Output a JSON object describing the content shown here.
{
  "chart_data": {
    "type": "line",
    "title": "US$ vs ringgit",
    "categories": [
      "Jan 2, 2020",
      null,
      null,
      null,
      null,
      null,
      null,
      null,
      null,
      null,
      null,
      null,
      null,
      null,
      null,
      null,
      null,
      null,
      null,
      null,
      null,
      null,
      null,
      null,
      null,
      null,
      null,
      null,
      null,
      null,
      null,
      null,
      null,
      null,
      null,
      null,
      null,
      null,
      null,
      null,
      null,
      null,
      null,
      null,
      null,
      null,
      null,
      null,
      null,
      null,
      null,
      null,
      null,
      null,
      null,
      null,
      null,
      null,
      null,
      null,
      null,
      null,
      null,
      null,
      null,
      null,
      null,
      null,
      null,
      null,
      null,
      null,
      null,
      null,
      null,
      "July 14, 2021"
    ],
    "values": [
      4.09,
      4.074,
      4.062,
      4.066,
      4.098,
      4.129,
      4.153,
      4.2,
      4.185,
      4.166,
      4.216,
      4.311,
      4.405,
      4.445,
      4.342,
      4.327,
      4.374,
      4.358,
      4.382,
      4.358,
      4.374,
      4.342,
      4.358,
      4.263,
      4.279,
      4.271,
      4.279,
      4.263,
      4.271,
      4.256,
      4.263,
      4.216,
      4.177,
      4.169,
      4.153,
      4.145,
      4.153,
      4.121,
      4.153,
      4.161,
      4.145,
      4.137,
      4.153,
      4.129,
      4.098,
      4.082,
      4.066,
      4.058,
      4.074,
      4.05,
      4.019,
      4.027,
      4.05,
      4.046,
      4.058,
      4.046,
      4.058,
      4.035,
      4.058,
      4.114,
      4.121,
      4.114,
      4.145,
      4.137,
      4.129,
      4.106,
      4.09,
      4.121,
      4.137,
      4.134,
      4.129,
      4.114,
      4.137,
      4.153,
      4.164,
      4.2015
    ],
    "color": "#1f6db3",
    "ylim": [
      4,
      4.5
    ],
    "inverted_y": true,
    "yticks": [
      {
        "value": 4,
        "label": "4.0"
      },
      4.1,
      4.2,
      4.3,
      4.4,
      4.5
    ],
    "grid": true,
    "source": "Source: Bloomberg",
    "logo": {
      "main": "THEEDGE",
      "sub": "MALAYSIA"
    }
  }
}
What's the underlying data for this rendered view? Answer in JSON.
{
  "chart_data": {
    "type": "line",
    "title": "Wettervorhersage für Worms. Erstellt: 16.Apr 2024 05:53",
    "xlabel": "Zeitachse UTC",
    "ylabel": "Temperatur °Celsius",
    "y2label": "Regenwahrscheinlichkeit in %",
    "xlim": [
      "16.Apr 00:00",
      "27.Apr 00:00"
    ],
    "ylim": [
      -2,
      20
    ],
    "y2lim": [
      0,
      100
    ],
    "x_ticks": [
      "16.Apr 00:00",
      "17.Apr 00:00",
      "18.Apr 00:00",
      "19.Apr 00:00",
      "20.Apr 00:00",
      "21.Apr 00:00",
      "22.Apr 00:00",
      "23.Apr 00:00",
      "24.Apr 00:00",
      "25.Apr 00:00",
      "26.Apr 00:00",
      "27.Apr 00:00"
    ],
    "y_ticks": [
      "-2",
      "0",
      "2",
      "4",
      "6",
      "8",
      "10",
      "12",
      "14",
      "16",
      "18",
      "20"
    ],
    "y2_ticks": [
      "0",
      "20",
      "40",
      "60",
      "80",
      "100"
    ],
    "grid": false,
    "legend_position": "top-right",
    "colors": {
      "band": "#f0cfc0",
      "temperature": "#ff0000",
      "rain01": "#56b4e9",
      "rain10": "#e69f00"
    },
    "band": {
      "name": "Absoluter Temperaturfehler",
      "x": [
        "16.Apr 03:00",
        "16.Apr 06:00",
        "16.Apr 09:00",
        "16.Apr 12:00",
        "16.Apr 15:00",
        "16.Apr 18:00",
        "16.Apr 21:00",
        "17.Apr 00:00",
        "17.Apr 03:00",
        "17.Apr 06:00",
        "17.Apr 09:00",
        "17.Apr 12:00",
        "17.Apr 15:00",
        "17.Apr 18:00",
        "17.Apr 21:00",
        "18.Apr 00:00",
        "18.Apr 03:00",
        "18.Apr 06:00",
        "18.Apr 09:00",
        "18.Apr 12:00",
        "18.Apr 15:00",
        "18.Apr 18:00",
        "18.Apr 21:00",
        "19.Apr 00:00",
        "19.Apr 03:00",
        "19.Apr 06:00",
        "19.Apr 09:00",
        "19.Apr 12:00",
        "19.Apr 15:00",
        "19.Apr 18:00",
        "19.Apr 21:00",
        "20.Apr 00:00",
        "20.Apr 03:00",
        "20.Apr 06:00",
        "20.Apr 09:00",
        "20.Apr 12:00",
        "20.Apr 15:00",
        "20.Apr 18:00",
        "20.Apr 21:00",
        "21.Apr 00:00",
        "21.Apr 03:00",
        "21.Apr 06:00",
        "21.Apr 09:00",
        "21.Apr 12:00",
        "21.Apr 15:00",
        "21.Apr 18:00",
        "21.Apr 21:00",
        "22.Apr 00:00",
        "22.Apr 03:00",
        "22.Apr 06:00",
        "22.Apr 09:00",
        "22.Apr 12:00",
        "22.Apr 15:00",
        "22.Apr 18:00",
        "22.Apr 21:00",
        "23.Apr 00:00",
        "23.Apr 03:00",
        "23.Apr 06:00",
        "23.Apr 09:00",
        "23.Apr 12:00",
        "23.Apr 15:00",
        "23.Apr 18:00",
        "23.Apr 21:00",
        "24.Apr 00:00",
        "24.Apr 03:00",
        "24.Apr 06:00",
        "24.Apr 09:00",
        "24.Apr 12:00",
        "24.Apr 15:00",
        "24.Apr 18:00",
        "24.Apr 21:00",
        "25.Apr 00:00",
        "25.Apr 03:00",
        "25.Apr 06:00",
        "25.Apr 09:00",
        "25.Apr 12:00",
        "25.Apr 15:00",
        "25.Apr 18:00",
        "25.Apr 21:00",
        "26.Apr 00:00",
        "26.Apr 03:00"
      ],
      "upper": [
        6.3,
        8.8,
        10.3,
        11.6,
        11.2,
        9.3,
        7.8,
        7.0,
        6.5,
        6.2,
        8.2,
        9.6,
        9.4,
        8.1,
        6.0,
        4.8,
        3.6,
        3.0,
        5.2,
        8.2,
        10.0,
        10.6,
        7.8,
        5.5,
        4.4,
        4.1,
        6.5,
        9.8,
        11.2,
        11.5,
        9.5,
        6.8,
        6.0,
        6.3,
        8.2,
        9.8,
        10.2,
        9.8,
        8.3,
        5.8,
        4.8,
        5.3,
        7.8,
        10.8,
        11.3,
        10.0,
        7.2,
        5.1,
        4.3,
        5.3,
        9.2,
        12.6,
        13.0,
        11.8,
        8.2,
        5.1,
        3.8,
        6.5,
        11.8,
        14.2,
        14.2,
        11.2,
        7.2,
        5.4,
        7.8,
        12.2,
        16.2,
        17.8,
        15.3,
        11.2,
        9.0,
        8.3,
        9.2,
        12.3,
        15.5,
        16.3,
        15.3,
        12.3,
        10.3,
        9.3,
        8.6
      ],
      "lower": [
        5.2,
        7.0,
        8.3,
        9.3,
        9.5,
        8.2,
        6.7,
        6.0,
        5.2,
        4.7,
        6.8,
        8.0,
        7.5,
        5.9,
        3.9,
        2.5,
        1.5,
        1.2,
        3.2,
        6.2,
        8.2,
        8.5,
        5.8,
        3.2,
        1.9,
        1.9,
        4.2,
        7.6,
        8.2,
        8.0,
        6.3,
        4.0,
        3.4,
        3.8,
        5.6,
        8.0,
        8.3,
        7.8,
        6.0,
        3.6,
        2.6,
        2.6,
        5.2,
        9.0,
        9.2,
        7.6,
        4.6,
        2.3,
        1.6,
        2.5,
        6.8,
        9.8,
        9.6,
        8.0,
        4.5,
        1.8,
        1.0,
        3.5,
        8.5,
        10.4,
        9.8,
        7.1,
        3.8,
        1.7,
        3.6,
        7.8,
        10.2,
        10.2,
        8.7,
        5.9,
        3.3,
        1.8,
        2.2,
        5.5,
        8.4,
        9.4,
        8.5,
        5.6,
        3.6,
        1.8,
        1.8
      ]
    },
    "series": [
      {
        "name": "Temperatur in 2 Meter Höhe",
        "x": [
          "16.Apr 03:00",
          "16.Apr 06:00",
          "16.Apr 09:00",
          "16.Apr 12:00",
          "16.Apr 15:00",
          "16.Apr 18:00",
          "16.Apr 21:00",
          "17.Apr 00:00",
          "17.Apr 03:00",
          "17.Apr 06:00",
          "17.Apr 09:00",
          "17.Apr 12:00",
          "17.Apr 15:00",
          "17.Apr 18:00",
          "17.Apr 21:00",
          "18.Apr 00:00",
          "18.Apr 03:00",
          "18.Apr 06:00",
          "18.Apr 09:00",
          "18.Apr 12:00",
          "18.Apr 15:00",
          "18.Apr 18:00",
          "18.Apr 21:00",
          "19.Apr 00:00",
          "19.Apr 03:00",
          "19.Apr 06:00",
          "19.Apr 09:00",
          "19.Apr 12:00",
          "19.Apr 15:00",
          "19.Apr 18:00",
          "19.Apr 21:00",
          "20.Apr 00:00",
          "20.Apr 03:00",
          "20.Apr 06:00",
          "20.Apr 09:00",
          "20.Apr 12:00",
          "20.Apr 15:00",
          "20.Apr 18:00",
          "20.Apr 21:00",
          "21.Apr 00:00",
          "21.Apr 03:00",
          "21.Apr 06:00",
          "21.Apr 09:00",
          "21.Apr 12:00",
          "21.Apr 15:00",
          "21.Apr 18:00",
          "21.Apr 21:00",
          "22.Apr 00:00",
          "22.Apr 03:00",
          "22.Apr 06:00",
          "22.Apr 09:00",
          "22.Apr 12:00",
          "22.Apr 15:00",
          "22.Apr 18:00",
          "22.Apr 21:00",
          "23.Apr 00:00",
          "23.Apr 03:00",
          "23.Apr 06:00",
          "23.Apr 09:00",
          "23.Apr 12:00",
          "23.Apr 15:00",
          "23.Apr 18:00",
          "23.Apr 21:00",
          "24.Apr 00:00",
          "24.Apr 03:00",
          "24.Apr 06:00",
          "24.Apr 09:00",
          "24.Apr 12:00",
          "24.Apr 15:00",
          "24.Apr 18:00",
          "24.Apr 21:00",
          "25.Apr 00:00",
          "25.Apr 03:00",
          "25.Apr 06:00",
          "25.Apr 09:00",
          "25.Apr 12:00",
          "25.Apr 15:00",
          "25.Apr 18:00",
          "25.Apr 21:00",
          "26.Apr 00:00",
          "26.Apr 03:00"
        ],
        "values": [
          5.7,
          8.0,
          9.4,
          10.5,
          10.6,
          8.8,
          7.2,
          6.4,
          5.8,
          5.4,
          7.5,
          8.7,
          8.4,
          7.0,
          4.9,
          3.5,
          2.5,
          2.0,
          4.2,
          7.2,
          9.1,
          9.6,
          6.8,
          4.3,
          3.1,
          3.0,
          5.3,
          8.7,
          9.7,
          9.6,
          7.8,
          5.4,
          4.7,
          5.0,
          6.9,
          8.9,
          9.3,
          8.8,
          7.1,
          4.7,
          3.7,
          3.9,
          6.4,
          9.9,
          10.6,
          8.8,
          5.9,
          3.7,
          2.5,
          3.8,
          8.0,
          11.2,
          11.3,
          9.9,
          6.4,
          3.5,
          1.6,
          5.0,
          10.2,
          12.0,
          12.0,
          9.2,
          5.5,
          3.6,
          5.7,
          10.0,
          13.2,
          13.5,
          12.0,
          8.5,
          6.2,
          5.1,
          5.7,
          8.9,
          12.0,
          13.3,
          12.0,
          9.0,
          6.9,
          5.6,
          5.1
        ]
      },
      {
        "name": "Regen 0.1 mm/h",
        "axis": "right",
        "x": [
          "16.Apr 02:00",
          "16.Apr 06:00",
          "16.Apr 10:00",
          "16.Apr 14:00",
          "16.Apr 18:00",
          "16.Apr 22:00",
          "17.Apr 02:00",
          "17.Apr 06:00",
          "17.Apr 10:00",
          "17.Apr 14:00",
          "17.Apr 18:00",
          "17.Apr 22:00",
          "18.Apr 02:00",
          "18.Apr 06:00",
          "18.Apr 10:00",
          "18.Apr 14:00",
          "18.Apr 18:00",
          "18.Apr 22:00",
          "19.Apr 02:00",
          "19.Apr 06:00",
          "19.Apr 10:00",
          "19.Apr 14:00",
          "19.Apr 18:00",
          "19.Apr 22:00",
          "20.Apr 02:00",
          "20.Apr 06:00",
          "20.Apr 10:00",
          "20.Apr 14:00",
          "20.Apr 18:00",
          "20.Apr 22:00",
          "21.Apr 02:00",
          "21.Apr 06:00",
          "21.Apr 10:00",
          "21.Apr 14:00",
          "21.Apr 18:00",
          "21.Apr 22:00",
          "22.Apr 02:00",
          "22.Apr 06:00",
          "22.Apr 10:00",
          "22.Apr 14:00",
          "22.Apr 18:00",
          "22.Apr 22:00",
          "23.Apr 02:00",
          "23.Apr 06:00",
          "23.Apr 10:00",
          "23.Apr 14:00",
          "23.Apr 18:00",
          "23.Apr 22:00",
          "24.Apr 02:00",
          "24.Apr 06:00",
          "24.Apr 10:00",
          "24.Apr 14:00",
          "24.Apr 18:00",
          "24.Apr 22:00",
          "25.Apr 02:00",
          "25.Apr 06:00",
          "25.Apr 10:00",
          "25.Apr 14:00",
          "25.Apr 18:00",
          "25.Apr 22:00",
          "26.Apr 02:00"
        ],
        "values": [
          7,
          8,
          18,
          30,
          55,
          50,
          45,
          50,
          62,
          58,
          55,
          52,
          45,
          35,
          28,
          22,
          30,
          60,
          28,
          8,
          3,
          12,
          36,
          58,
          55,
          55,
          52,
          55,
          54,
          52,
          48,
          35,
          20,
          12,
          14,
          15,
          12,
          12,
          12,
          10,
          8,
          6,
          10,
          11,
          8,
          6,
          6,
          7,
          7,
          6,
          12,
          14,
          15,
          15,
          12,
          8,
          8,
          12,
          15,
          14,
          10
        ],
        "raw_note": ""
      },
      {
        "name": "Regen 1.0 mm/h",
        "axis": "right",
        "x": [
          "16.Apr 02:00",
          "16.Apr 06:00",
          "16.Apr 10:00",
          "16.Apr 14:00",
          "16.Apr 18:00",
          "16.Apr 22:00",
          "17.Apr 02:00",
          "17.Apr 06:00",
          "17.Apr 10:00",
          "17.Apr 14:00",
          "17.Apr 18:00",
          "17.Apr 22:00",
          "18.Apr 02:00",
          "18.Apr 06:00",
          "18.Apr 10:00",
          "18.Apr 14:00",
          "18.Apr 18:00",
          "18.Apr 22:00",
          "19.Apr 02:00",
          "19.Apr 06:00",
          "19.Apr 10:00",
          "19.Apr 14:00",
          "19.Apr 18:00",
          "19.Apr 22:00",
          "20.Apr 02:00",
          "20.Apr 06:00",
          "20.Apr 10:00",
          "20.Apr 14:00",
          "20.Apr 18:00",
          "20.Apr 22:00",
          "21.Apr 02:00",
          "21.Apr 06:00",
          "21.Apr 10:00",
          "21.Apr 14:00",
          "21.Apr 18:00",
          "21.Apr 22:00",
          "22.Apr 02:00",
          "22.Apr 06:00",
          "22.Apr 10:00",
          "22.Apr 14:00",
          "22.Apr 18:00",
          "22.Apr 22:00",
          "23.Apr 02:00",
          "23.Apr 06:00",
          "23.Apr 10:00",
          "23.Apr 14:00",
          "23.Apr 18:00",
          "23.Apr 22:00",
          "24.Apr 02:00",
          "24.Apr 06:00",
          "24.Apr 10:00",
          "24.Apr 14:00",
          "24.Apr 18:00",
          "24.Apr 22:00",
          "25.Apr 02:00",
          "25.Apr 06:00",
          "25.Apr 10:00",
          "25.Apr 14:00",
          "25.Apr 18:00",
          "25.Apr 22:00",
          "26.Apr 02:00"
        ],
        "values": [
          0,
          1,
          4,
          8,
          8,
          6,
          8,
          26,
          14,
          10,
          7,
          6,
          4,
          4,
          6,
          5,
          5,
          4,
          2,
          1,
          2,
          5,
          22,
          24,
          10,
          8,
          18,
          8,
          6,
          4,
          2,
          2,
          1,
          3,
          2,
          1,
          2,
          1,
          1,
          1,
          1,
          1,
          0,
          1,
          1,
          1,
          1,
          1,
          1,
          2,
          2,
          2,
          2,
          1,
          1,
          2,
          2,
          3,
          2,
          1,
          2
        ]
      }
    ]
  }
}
_ _ _ _ _
_The problem:_ Copy out each line of the material that holds the word "name".

_Exercise solution:_
      "name": "Absoluter Temperaturfehler",
        "name": "Temperatur in 2 Meter Höhe",
        "name": "Regen 0.1 mm/h",
        "name": "Regen 1.0 mm/h",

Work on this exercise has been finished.